Выбранный текст >>

####################

Литмир - Электронная Библиотека

Несколько приустав от оптимизма хозяина дома, я позволяю себе заметить, что для познания мира ему, очевидно, было бы полезно побыть денек-другой в шкуре, например, еврея-интеллигента, честного литератора или просто младшим научным в его же собственной Черноголовке. «Да, антисемитизм… Это еще, к сожалению, у нас бывает». Но в своем институте он, Шилов, зтого не допускает никогда… Нет, нет, Александра Евгеньевича не раздражают мои выпады. Корректен. Просто считает, что гость пессимистически смотрит на вещи. Шилов даже согласен, что постоянное его пребывание «в верхах» мешает ему видеть наше общество в естественных формах и красках. Идет провожать меня до гостиницы. А может быть, просто прогуливает собаку. Интеллигентный профиль. Правильная, культурная речь. Благодарит за приятную беседу. Рукопожатие. Подобие улыбки. Расстаемся. Надеюсь — навсегда.

Уже войдя в гостиничный номер, вспоминаю еще один поворот нашей беседы. «Свобода необходима человеку, но свобода ограниченная». Цитирует:

«Свобода — осознанная необходимость». Он, профессор Шилов, случись ему стать во главе издательства, не разрешил бы печатать все. «Как? Любую книгу? Но ведь есть секс, насилие, пошлятина». Спрашиваю: «А кто станет определять, что дозволено, а что нет?» Мнется. «Может быть, Союз писателей?» — «Тогда уж лучше оставим все как есть, — предлагаю я, — цензура все-таки профессиональней…»

Химику Шилову в его двоемыслии живется сравнительно легко: ему не приходится излагать свои двойные взгляды в собственных научных трудах. Ученые историки, философы, литературоведы в худшем положении. Впрочем, и эти находят для себя лазейку. Сотрудник Института мировой литературы АН СССР доктор филологических наук И. постоянно пишет про Максима Горького. Он встречает меня в кафе Дома литераторов так, будто мы с ним соучастники общего заговора.

— Старик, — жарко и таинственно шепчет он, — ты еще не читал мой последний опус? Прочти непременно… Там на странице такой-то я про основоположника соцреализма такое сказанул, что Максимыч, наверно, три раза в гробу перевернулся.

####################

Материалы для упражнения >>
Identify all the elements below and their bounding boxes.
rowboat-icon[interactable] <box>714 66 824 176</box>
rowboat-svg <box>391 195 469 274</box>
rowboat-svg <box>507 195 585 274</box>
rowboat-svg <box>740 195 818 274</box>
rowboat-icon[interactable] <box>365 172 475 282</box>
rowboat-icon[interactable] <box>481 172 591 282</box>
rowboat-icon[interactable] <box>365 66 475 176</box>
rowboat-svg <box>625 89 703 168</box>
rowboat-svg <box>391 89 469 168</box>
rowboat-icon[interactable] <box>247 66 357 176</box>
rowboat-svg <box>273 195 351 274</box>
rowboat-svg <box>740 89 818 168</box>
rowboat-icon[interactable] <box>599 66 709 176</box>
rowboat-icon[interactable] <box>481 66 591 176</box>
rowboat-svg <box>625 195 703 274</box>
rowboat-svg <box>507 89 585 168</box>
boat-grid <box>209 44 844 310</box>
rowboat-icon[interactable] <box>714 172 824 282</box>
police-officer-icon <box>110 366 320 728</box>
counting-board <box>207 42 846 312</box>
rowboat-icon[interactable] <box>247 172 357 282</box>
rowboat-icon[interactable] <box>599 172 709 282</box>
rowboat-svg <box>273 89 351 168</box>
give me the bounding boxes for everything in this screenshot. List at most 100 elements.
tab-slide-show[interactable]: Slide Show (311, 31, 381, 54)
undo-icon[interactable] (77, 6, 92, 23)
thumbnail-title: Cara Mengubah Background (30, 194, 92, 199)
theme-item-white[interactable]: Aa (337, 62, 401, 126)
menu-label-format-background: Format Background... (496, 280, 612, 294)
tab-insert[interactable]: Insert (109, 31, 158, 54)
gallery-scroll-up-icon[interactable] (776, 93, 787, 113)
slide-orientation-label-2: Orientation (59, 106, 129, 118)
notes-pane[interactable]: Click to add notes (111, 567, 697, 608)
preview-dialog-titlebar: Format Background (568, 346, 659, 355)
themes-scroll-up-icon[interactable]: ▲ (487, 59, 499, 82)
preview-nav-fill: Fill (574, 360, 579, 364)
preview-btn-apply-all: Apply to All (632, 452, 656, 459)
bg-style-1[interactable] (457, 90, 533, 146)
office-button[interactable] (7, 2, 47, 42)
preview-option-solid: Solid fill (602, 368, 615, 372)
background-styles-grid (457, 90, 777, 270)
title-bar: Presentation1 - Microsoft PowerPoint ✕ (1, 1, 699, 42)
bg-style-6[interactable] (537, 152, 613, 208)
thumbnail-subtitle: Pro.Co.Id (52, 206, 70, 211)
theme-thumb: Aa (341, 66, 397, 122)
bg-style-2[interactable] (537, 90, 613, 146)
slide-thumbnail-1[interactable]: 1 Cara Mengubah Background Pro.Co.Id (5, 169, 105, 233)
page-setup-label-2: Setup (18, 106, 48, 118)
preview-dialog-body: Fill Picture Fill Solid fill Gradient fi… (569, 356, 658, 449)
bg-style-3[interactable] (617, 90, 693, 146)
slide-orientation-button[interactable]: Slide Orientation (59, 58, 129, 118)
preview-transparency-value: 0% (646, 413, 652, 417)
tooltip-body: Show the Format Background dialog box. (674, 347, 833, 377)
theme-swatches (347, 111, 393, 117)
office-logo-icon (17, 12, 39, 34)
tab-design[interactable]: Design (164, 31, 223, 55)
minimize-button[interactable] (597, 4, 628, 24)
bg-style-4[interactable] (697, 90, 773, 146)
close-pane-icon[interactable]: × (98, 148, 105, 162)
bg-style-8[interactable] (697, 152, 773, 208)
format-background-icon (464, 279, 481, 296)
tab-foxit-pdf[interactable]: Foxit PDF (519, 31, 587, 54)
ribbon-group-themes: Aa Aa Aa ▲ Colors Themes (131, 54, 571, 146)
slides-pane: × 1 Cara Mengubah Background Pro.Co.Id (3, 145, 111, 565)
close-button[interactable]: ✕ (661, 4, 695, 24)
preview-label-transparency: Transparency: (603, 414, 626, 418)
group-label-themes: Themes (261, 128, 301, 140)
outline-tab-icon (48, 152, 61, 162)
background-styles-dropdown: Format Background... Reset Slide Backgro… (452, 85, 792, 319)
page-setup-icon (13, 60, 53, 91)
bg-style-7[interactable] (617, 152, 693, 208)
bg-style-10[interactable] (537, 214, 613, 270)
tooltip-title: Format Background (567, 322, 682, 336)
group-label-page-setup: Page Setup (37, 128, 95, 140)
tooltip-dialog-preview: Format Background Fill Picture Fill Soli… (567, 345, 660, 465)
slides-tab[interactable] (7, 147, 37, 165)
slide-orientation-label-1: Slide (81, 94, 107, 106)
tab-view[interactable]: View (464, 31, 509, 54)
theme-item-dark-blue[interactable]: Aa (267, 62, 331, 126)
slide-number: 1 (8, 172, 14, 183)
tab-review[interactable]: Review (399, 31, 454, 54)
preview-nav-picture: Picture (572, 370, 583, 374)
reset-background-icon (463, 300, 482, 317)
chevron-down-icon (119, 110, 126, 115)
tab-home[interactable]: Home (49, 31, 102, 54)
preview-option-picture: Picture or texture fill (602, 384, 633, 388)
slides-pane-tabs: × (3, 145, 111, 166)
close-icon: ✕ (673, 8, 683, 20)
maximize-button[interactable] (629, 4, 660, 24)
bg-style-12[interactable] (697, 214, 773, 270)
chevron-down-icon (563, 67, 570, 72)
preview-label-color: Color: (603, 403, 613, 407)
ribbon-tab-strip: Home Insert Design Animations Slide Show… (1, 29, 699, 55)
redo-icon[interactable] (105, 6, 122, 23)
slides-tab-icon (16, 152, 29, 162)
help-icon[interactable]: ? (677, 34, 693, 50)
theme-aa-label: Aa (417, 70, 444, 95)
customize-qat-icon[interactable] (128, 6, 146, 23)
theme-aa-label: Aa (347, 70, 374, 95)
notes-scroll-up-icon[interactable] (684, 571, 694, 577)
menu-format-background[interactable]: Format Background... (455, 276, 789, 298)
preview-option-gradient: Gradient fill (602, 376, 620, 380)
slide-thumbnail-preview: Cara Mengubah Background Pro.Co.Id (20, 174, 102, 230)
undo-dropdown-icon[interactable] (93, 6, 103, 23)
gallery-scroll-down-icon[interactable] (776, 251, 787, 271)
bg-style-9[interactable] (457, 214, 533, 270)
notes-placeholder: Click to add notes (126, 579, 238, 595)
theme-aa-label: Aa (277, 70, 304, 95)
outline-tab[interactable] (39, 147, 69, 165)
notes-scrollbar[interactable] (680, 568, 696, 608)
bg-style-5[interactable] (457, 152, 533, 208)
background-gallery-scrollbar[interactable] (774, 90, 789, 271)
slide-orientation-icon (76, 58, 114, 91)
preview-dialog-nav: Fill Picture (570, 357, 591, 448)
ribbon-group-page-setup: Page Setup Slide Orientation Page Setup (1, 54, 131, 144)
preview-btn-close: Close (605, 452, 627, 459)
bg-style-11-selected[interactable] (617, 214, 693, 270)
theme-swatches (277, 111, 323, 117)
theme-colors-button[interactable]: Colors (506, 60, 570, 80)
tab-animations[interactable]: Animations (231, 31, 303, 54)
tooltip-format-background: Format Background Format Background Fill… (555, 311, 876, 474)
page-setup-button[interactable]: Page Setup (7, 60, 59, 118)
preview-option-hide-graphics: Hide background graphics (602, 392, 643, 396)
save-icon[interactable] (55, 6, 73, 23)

####################

Что сделать >>
#1 Пожалуйста, перепишите из текста о Шилове отрывок, который начинается словами, содержащими «Химику Шилову в», и заканчивается на «в гробу перевернулся.».
#2 Извлеките все строки, где встречается слово «gallery», с учетом регистра.
Текст о Шилове и строки между собой не связаны.

Ответы >>
#1
Химику Шилову в его двоемыслии живется сравнительно легко: ему не приходится излагать свои двойные взгляды в собственных научных трудах. Ученые историки, философы, литературоведы в худшем положении. Впрочем, и эти находят для себя лазейку. Сотрудник Института мировой литературы АН СССР доктор филологических наук И. постоянно пишет про Максима Горького. Он встречает меня в кафе Дома литераторов так, будто мы с ним соучастники общего заговора.

— Старик, — жарко и таинственно шепчет он, — ты еще не читал мой последний опус? Прочти непременно… Там на странице такой-то я про основоположника соцреализма такое сказанул, что Максимыч, наверно, три раза в гробу перевернулся.

#2
gallery-scroll-up-icon[interactable] (776, 93, 787, 113)
gallery-scroll-down-icon[interactable] (776, 251, 787, 271)
background-gallery-scrollbar[interactable] (774, 90, 789, 271)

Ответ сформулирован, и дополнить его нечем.